One last question remains. What bit of information can we add on to ensure that the member of the set is unique? A count of the number of transitions added to the transition table can be maintained and the current count can be appended onto a member of the set at the time that it is added.
Executing that as Redis Commands
Redis supports Lua as a scripting language which allows us to perform relatively complex operations on the server itself. This is more efficient than sending commands to the server and then sending more commands based the result of the first command. The Lua command can be seen below
return redis.call('sadd', KEYS[1], string.format('%s:%d', KEYS[2], redis.call('incr', 'markovcount')))
KEYS[1]
and KEYS[2]
are arguments which can be passed into the command. In this case we use them to represent the key, which represents the from vector in the transition, and the set member which represents the destination of the transition respectively.
The Redis SADD
commands adds a member to a set whilst INCR
increases the integer value of a key and returns it. One can see that the code adds a member to the relevant set and appends a count to the end of it after a colon.
Then to retrieve a value from the server one can simply call SRANDMEMBER {key}
, split the result by the colon and take the first value of the resulting sequence. I probably could do this in a single Lua script but I’d rather stay in Clojure as much as possible as I am more familiar with it.
Doing this from Clojure
Clojure is able to interface with Redis using the wonderful carmine library. It provides access to all of Redis’ commands with a simple interface. In addition to this it automatically serialises and de-serialises Clojure data structures into strings. Which as I mentioned earlier is something that needs to happen as the keys to the transition table are Clojure vectors.
Below is the extension of the TransitionTable
protocol over a record that defines a connection to a Redis key-value store.
(ns markovtext.redis
(:gen-class)

* **ENTRIES PROVIDED**:
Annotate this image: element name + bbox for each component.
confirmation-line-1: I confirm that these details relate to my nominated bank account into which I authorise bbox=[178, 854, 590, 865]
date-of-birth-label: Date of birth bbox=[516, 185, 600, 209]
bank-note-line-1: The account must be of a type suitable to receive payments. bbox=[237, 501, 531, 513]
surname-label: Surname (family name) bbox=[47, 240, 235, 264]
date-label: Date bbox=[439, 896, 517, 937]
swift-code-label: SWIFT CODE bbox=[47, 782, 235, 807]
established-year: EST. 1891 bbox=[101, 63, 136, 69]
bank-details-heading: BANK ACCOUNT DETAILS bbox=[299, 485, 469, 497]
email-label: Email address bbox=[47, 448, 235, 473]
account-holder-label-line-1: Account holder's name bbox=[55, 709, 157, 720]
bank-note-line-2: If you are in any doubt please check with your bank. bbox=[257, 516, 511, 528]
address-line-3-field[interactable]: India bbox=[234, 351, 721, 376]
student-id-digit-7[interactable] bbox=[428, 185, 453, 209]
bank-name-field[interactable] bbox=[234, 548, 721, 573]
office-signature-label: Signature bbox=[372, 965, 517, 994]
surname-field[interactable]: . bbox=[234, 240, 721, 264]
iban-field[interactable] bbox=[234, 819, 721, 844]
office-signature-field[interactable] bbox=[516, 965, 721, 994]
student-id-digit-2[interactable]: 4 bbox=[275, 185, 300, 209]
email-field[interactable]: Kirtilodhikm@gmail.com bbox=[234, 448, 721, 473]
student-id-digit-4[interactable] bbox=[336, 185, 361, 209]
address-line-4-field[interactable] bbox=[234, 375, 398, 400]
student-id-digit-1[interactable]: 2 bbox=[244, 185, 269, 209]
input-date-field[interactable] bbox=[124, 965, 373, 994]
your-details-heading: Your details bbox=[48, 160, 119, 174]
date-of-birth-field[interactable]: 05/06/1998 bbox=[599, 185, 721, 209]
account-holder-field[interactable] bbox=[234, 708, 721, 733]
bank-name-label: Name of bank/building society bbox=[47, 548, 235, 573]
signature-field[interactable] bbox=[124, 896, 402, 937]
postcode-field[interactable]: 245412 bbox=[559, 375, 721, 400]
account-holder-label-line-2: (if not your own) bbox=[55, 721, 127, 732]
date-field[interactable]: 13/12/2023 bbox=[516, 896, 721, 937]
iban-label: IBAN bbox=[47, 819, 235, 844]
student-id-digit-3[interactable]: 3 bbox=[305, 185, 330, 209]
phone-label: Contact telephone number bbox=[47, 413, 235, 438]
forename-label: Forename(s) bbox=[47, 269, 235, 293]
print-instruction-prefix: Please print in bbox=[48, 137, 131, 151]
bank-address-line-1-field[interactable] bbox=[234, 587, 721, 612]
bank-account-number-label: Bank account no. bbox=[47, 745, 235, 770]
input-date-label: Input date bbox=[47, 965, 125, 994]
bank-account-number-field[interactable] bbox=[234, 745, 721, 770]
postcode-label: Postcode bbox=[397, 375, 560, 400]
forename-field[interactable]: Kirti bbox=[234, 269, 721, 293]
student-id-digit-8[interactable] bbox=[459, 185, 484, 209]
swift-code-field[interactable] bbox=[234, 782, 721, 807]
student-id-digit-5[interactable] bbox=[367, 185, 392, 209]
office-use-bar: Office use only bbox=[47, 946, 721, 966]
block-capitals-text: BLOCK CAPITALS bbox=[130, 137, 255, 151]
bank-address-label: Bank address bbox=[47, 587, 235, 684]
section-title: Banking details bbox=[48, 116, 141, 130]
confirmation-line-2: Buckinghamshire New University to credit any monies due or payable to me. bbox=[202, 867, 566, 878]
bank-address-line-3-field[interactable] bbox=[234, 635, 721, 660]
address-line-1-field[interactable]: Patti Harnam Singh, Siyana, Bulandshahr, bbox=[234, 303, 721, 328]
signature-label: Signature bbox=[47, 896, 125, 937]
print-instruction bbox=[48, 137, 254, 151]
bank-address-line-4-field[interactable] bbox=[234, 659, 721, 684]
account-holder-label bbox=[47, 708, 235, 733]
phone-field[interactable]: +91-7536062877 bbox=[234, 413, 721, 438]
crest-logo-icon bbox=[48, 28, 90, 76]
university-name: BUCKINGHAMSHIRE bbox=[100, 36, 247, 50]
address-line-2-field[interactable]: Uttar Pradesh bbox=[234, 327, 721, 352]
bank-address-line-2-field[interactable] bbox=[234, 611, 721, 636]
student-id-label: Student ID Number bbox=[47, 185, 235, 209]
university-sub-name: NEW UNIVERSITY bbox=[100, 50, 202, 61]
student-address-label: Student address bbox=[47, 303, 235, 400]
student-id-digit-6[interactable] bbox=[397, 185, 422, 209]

* **EXERCISES**:
**1)** Reproduce the Redis passage from "Below is the" to "(:gen-class)".
**2)** List every Redis command named in the Redis passage.
**3)** According to the Redis passage, which library lets Clojure interface with Redis?

* **RESULTS FOR THE EXERCISE**:
**1)**
Below is the extension of the TransitionTable
protocol over a record that defines a connection to a Redis key-value store.
(ns markovtext.redis
(:gen-class)

**2)** SADD, INCR, SRANDMEMBER

**3)** The carmine library.